-------- Given records
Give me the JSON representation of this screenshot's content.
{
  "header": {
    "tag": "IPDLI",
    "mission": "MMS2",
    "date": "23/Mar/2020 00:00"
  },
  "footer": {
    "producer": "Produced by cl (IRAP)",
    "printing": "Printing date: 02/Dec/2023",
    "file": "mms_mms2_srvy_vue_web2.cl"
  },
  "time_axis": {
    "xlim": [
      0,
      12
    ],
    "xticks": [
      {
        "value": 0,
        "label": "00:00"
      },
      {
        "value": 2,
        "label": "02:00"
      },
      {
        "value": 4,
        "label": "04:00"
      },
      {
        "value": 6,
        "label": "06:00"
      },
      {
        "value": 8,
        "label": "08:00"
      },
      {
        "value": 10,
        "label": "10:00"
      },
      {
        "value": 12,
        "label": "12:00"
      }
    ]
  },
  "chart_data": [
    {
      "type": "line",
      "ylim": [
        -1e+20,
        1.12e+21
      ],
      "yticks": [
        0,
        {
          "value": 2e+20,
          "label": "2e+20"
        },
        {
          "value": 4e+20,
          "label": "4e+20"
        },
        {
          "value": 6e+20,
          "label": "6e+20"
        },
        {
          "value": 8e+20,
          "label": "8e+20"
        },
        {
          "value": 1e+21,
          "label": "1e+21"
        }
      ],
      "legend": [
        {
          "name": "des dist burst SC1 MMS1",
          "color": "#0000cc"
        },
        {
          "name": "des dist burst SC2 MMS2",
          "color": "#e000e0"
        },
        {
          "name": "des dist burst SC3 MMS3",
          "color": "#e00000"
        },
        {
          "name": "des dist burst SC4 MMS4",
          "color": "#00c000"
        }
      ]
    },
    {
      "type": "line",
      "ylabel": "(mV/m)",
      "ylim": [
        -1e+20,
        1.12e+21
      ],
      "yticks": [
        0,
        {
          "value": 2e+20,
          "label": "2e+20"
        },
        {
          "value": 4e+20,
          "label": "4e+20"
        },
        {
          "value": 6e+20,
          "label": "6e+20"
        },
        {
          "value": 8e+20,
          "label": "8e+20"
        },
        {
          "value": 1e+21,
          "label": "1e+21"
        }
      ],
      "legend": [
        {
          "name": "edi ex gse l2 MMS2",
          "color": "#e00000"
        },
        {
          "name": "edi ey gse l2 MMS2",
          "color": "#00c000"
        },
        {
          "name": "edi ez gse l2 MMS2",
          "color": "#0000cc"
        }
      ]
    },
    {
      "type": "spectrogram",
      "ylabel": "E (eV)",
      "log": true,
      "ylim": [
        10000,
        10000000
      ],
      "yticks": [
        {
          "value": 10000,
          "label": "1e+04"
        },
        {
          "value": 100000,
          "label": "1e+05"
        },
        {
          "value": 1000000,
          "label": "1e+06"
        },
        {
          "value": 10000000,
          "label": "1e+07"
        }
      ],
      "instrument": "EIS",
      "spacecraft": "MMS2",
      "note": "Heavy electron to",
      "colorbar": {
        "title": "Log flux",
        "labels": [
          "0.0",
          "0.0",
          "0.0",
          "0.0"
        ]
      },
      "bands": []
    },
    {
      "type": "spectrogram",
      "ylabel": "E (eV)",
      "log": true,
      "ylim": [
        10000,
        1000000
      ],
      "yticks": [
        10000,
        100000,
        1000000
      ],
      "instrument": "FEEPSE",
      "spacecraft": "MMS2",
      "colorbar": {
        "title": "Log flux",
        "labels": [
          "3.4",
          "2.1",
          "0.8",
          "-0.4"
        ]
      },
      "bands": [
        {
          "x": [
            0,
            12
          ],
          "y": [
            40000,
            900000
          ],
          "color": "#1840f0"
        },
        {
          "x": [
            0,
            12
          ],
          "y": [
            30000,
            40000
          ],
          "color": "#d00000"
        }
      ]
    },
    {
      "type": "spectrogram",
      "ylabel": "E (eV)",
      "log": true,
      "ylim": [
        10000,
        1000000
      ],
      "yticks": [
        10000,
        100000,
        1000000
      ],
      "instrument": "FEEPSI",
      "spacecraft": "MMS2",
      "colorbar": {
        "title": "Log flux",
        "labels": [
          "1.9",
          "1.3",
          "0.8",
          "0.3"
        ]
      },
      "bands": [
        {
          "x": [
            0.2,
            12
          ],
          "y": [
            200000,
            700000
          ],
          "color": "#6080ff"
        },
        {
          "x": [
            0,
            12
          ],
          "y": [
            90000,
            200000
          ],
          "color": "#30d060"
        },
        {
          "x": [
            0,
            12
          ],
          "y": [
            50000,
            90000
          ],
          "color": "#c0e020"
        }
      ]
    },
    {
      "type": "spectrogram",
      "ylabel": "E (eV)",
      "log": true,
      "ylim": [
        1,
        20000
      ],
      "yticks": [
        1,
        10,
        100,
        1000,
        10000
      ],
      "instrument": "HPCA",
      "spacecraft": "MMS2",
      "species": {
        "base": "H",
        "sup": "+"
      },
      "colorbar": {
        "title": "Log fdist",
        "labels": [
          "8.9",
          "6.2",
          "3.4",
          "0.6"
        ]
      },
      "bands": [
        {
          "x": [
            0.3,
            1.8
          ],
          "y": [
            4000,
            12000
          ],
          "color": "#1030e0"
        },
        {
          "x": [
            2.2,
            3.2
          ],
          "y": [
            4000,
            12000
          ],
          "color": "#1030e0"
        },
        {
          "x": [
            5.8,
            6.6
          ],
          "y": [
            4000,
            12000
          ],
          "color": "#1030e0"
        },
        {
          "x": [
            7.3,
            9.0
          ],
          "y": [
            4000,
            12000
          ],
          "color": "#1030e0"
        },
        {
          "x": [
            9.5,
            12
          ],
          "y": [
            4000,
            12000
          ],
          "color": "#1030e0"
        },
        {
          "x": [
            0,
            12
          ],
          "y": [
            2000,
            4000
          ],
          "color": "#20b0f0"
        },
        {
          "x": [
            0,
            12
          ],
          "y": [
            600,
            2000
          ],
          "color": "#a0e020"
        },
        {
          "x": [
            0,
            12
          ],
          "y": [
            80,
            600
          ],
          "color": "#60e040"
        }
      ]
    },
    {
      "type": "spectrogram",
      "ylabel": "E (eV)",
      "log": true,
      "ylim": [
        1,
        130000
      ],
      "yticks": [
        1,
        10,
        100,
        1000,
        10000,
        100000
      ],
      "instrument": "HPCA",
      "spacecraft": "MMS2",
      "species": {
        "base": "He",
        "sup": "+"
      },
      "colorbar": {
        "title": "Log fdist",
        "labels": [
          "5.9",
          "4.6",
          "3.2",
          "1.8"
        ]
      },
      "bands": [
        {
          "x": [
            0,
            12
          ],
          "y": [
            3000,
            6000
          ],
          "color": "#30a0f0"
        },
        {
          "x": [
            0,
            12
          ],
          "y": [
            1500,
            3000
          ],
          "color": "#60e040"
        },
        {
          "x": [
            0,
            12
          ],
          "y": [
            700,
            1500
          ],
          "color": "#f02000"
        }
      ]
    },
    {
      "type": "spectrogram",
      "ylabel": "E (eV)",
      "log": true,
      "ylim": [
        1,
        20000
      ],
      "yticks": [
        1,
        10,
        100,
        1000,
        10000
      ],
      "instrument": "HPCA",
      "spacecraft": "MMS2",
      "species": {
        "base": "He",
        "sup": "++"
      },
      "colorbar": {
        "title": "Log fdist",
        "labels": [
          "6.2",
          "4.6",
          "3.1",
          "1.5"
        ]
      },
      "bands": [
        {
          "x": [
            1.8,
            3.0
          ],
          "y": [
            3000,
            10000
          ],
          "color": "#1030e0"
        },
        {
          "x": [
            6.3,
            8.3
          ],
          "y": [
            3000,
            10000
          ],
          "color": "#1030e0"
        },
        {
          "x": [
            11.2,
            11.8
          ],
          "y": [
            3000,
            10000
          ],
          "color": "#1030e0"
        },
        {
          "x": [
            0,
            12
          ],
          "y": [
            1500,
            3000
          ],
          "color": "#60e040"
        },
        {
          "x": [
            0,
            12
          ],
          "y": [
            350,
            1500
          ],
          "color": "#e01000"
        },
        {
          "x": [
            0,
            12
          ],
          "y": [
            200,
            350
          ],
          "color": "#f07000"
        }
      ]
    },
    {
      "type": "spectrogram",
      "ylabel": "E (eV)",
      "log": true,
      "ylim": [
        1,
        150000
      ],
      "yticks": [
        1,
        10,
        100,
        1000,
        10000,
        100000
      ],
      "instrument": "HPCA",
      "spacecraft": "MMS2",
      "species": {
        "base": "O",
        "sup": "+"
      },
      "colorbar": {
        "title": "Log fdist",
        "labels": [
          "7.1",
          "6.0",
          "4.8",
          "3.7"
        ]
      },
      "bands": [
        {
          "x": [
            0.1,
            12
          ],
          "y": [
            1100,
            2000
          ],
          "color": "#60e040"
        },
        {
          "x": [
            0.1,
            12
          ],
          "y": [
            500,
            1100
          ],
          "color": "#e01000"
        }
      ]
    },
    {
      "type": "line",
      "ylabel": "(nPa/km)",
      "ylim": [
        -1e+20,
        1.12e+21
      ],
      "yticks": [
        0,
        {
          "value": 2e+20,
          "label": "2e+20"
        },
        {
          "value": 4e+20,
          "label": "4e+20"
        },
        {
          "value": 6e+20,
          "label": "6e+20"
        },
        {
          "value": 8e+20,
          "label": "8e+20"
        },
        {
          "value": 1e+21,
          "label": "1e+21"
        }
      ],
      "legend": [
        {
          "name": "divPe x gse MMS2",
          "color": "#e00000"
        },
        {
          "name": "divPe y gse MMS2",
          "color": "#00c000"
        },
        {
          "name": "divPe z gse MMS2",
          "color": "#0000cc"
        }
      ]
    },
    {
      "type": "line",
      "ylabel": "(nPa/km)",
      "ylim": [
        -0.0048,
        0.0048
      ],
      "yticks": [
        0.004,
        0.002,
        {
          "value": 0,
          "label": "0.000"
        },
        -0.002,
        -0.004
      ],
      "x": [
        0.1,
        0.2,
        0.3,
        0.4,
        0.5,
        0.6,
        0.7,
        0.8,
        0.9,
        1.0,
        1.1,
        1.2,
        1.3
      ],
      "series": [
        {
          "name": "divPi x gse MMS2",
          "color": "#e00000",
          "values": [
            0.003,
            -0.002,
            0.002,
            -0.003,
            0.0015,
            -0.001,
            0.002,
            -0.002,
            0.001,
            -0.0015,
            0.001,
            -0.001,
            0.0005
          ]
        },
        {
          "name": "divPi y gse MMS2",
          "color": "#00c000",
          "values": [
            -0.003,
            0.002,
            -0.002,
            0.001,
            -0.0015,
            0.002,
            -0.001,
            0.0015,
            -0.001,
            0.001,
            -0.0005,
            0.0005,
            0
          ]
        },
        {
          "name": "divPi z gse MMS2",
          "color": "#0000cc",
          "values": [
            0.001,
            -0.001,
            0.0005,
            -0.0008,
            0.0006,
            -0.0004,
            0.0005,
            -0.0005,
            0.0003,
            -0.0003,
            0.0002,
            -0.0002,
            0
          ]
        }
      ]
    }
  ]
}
----------------
How many lines of the listing include the string "burst"? Answer with the number alone.

§ **Full output**: 4